C'est un honneur aujourd'hui de prendre la parole en qualité de rapporteur au fond du projet de loi relatif à l'équilibre des relations commerciales dans le secteur agricole et alimentaire et à une alimentation saine et durable.
Ce texte fait suite aux États généraux de l'agriculture et de l'alimentation qui ont été un engagement central du programme agricole du président de la République. Ces EGA se sont déroulés du 20 juillet jusqu'au mois de décembre 2017. Pendant quatre mois, ils ont eu l'immense mérite de remettre autour d'une même table des personnes qui ne se parlaient plus.
Ce texte constitue la traduction législative des trois défis évoqués par le Premier ministre, M. Édouard Philippe, dans son discours de clôture des EGA le 21 décembre 2017 et inscrits dans la feuille de route de la politique alimentaire du Gouvernement.
Ces trois défis sont : tout d'abord, faire en sorte que chacun puisse vivre dignement et sereinement du fruit de son travail ; ensuite, rétablir la confiance entre les distributeurs et les producteurs ; enfin, répondre aux nouvelles attentes des consommateurs.
Le premier défi, c'est faire en sorte que chacun puisse vivre dignement de son travail. Face à une production atomisée, l'industrie agro-alimentaire et la grande distribution ne cessent de se concentrer, nous en avons encore eu l'exemple la semaine dernière avec l'annonce du rapprochement des groupes Casino, Auchan et Système U. À cela s'ajoute une forte volatilité de la valeur des produits agricoles et par conséquent des revenus des producteurs.

━━━━━━

Consigne A: Pouvez-vous reproduire à l'identique le passage du discours sur le projet de loi agricole, de « Ces trois défis » à « attentes des consommateurs. » ?
Consigne B: Pouvez-vous poursuivre le discours sur le projet de loi agricole à partir de l'endroit où il s'arrête ?
Les données qui suivent proviennent d'une autre source.

Contenu des données:
━━━━━━

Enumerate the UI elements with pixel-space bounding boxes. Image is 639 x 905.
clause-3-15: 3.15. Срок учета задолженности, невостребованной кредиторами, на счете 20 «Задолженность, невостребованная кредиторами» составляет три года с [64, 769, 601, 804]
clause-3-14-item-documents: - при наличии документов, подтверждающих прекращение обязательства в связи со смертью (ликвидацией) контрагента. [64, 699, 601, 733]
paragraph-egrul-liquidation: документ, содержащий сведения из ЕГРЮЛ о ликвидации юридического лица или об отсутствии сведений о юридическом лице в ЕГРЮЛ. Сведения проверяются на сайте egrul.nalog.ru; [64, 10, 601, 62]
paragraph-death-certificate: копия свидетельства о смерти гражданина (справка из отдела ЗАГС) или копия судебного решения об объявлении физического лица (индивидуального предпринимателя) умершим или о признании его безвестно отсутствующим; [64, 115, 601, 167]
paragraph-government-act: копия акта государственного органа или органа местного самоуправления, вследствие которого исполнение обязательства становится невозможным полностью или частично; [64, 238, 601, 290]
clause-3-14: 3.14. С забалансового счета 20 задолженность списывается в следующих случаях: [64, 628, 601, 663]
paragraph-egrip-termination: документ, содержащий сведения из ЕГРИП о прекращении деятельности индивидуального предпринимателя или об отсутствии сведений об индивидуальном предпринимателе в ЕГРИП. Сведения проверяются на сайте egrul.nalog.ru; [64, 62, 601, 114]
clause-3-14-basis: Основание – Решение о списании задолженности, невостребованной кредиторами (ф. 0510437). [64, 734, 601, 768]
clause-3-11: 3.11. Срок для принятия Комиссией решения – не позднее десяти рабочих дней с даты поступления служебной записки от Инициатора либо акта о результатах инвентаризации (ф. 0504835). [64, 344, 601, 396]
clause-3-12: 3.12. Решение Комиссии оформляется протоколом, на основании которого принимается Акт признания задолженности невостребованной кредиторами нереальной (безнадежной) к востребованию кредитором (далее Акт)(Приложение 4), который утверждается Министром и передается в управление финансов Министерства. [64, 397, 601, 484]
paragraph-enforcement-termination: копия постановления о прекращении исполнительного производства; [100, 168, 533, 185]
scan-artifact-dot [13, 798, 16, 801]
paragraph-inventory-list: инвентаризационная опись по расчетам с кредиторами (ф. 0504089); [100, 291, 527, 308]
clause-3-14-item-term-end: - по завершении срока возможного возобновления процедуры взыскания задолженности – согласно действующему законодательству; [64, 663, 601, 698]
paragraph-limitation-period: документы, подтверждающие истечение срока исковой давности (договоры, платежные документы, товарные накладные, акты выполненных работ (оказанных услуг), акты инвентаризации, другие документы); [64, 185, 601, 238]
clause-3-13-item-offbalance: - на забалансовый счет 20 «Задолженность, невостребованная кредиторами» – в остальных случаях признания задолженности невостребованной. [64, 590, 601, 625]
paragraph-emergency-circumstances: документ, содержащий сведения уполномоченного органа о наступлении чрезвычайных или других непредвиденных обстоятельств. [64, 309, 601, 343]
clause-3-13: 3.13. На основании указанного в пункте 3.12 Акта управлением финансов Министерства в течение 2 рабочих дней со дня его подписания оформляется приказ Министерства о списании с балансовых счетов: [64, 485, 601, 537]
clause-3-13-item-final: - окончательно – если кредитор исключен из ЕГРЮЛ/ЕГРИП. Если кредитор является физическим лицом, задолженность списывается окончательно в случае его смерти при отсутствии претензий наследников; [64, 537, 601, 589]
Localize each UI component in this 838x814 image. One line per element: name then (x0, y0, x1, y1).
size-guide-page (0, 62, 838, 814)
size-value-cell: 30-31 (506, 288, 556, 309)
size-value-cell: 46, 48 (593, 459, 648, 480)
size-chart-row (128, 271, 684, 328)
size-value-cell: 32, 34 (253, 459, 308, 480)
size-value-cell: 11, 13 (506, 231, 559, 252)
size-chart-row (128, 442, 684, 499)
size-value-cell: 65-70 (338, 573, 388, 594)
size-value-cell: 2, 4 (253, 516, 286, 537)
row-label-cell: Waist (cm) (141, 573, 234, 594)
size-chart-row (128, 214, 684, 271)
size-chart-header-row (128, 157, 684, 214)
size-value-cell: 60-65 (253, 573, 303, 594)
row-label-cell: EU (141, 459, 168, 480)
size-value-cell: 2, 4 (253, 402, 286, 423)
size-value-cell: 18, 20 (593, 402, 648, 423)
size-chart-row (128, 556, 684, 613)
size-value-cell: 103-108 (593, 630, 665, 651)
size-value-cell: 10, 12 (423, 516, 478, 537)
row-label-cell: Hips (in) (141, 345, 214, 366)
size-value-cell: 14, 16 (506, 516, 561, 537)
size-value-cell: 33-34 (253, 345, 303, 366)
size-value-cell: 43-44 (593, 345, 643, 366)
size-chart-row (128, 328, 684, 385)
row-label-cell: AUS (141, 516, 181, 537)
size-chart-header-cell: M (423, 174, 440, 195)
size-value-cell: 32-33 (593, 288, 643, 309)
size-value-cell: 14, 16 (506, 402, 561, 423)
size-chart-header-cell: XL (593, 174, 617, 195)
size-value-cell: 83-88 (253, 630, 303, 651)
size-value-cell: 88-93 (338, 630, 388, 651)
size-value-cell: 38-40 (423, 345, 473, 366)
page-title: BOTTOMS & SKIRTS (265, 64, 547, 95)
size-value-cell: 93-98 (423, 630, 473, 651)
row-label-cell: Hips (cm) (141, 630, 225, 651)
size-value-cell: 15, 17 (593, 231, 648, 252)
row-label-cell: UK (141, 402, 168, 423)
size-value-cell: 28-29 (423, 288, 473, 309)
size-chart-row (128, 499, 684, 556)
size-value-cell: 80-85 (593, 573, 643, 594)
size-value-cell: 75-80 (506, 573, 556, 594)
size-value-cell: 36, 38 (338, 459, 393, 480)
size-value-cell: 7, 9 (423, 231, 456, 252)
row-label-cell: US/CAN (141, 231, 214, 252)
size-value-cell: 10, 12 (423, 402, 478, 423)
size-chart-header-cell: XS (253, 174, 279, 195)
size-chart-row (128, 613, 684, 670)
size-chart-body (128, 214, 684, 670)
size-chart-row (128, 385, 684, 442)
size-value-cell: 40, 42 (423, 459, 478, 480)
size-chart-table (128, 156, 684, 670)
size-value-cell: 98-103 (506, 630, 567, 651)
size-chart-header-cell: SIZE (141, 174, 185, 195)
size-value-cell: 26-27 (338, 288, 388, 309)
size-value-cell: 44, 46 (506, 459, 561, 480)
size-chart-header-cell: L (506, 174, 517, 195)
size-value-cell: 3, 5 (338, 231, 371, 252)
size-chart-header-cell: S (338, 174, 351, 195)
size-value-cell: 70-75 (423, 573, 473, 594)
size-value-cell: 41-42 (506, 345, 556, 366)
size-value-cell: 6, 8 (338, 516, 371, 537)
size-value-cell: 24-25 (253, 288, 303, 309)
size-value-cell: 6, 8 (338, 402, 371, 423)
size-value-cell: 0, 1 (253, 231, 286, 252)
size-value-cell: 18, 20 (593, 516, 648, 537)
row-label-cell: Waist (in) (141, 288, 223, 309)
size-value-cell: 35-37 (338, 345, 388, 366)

━━━━━━

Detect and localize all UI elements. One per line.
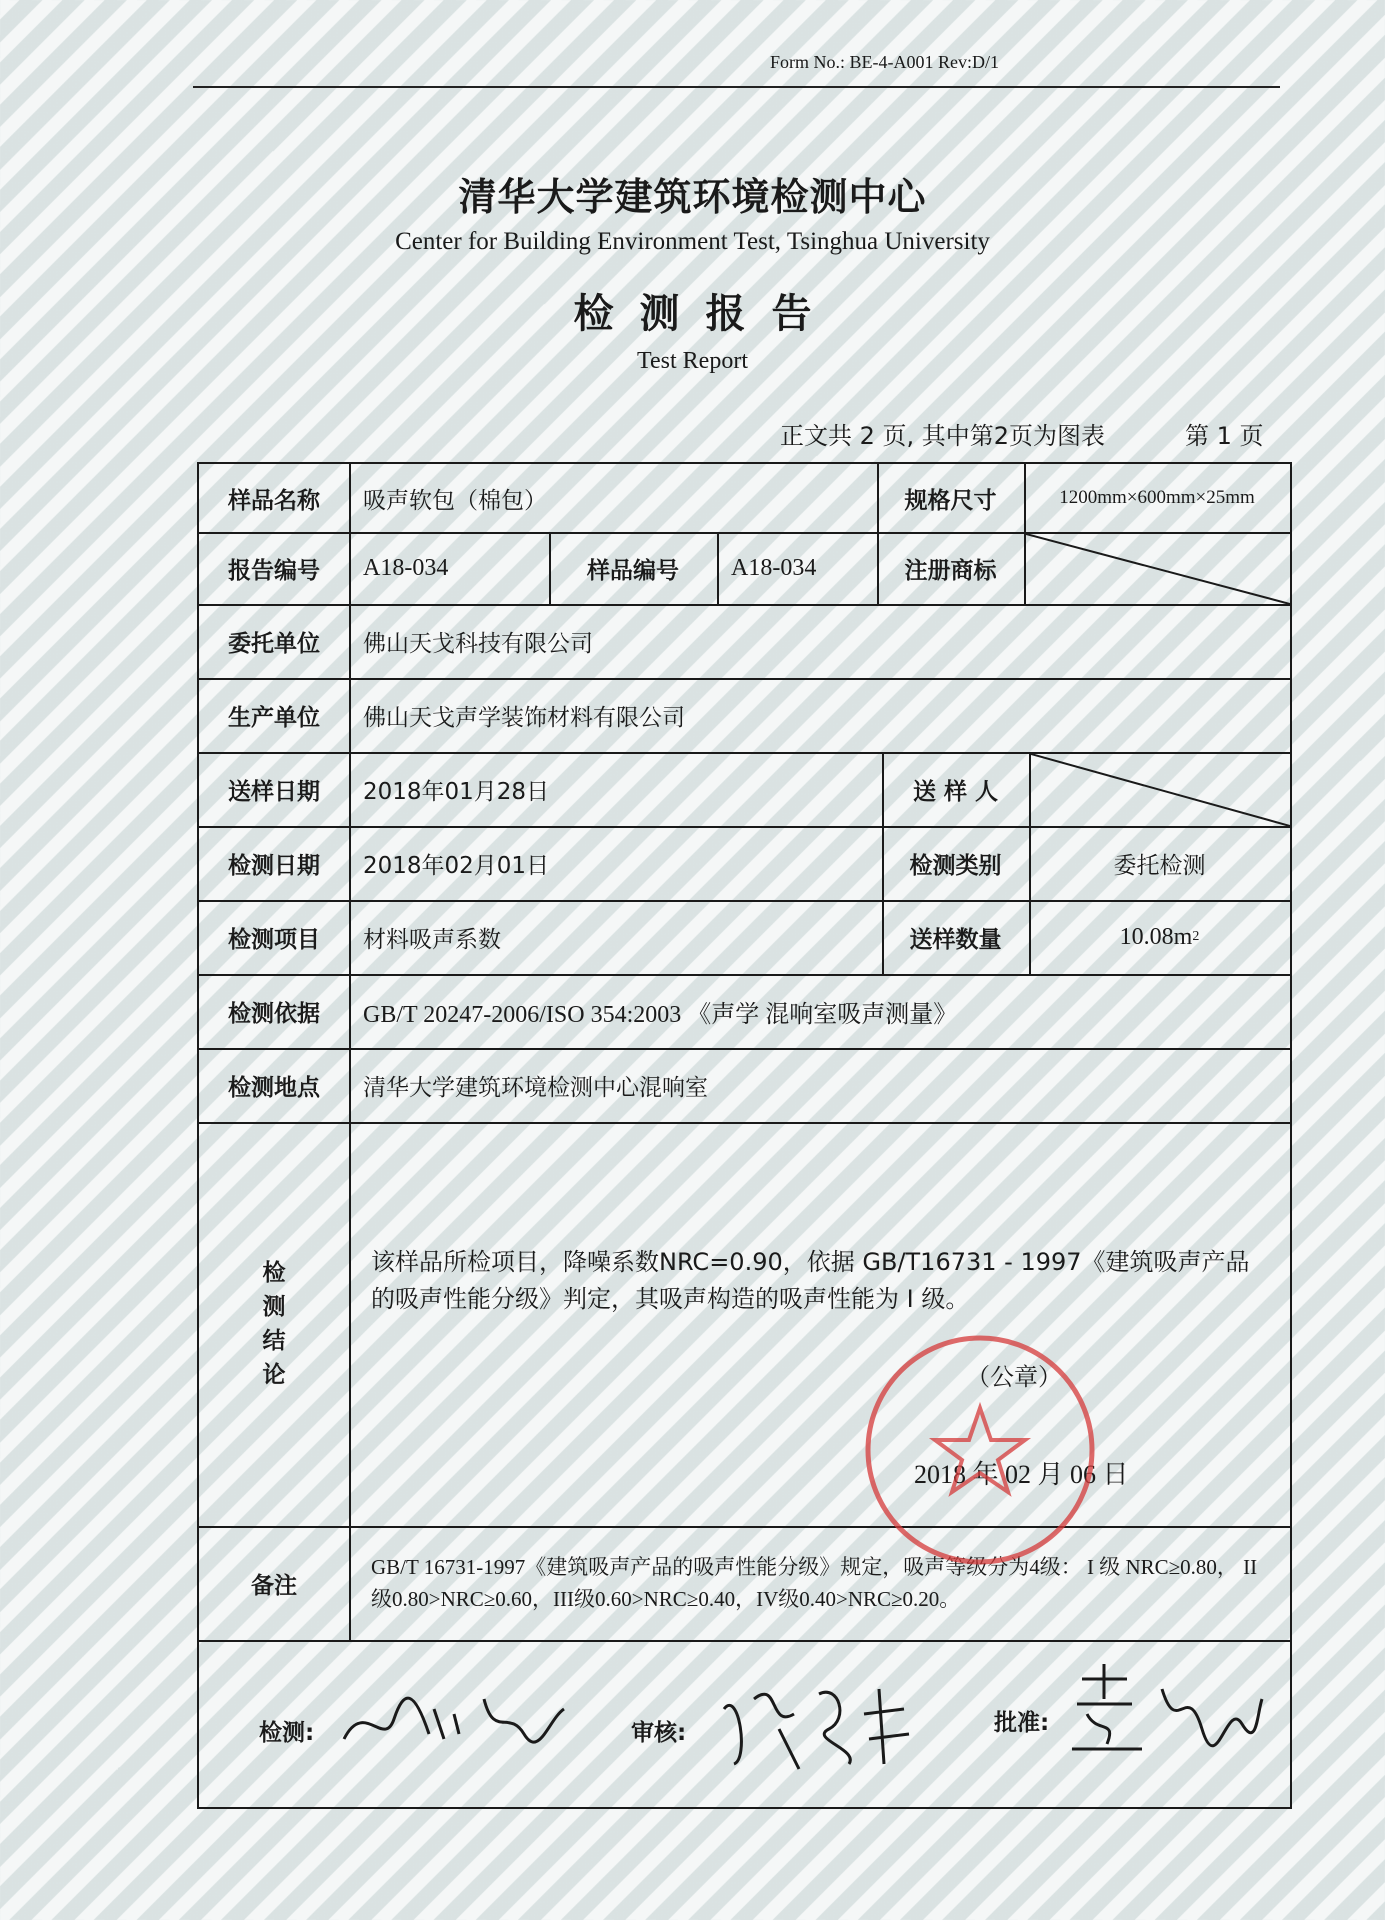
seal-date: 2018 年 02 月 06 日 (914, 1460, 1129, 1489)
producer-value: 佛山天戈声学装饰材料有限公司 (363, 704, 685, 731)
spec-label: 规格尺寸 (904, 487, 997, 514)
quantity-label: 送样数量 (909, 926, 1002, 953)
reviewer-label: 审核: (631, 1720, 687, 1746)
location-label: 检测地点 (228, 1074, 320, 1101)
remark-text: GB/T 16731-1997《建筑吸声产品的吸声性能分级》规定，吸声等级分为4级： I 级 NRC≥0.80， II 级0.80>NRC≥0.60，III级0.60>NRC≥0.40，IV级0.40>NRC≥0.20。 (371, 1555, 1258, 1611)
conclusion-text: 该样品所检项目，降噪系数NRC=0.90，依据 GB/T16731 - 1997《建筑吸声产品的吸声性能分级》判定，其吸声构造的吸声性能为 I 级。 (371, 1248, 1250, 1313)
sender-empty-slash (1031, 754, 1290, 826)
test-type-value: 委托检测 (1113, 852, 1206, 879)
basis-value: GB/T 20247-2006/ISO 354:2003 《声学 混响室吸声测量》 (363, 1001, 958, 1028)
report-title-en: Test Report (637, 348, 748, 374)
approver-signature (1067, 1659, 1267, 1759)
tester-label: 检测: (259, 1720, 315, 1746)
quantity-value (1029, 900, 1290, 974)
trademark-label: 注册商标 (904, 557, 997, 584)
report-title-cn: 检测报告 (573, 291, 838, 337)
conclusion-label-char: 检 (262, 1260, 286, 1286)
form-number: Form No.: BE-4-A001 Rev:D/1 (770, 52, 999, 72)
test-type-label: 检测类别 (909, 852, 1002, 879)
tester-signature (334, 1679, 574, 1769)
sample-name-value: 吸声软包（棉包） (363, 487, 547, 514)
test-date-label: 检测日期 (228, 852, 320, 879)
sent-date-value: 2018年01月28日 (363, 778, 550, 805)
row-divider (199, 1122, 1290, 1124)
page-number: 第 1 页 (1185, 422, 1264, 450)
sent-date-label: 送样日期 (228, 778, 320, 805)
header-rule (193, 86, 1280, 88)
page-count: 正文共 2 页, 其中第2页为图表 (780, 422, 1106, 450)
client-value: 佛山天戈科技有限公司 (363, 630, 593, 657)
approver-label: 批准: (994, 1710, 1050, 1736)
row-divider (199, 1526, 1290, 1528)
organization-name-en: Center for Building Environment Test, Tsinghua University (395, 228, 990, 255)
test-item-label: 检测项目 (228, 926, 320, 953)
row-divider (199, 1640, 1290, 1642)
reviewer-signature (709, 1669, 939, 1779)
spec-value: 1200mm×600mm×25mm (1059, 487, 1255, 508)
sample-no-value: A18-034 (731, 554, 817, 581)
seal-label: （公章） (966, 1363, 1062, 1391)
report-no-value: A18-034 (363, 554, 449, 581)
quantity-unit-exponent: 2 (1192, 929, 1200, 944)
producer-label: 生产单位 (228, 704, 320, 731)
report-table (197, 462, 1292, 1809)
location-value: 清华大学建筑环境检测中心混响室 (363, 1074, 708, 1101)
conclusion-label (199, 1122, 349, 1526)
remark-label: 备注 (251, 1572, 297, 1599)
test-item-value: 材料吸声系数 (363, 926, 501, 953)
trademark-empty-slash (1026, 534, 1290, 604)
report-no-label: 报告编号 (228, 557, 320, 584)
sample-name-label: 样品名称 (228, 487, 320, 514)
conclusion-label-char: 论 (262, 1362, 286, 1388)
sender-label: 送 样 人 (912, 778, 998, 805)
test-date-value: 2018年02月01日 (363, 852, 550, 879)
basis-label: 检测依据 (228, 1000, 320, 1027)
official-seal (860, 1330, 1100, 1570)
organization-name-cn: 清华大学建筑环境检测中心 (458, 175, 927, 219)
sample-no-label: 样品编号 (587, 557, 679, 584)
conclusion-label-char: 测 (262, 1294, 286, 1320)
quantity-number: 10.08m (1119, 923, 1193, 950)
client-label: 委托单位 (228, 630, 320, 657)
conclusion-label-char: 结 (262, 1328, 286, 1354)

━━━━━━

Résultat final A:
Ces trois défis sont : tout d'abord, faire en sorte que chacun puisse vivre dignement et sereinement du fruit de son travail ; ensuite, rétablir la confiance entre les distributeurs et les producteurs ; enfin, répondre aux nouvelles attentes des consommateurs.

Résultat final B:
À cet égard, l'action du législateur – notre mission, mes chers collègues – , c'est de permettre de construire un équilibre innovant, de la fourche à la fourchette, entre les intérêts des différents acteurs, qu'ils soient producteurs, maillons intermédiaires ou distributeurs, à l'aune d'une meilleure équité dans le partage de la valeur.
La politique agricole commune a été pensée au départ comme une aide compensatoire pour les producteurs afin de mettre à la disposition des consommateurs des produits de qualité à des prix raisonnables. Mais ces primes ne permettent plus de compenser et les agriculteurs vendent constamment à perte.
Le deuxième défi, c'est rétablir la confiance. Rétablir la confiance entre les différents acteurs de la chaine car aujourd'hui, l'agriculture française est en crise : cette crise structurelle touche toutes les filières depuis plusieurs années. Nous devons tous avoir à l'esprit que la loi ne pourra pas tout, la confiance ne se décrète pas et c'est au monde agricole qu'il revient de saisir les opportunités de cette réforme et de s'organiser pour prendre en main collectivement et en bonne intelligence son destin. Ce que nous devons faire, c'est lui donner les outils nécessaires pour cela.
Le troisième défi, c'est répondre aux nouvelles attentes des consommateurs. Aujourd'hui, les consommateurs demandent que les producteurs soient mieux rémunérés. Leurs demandes se sont aussi accrues pour des produits de meilleure qualité, dont le mode de production respecte le bien-être animal et préserve l'environnement. Ainsi la refondation de notre modèle agricole et alimentaire apparaît comme un des vecteurs privilégiés de la transition écologique.
Lors de son discours prononcé à Rungis le 11 octobre 2017, le Président de la République a donné les premières grandes mesures qui découleraient de ces EGA. Il a souhaité responsabiliser les filières en leur demandant de bâtir des plans de filières adaptés aux nouvelles attentes sociétales.
Transformer l'essai, traduire la dynamique des EGA dans la loi, c'est l'objectif du présent projet de loi et cela a été au coeur des travaux que nous avons menés depuis neuf mois.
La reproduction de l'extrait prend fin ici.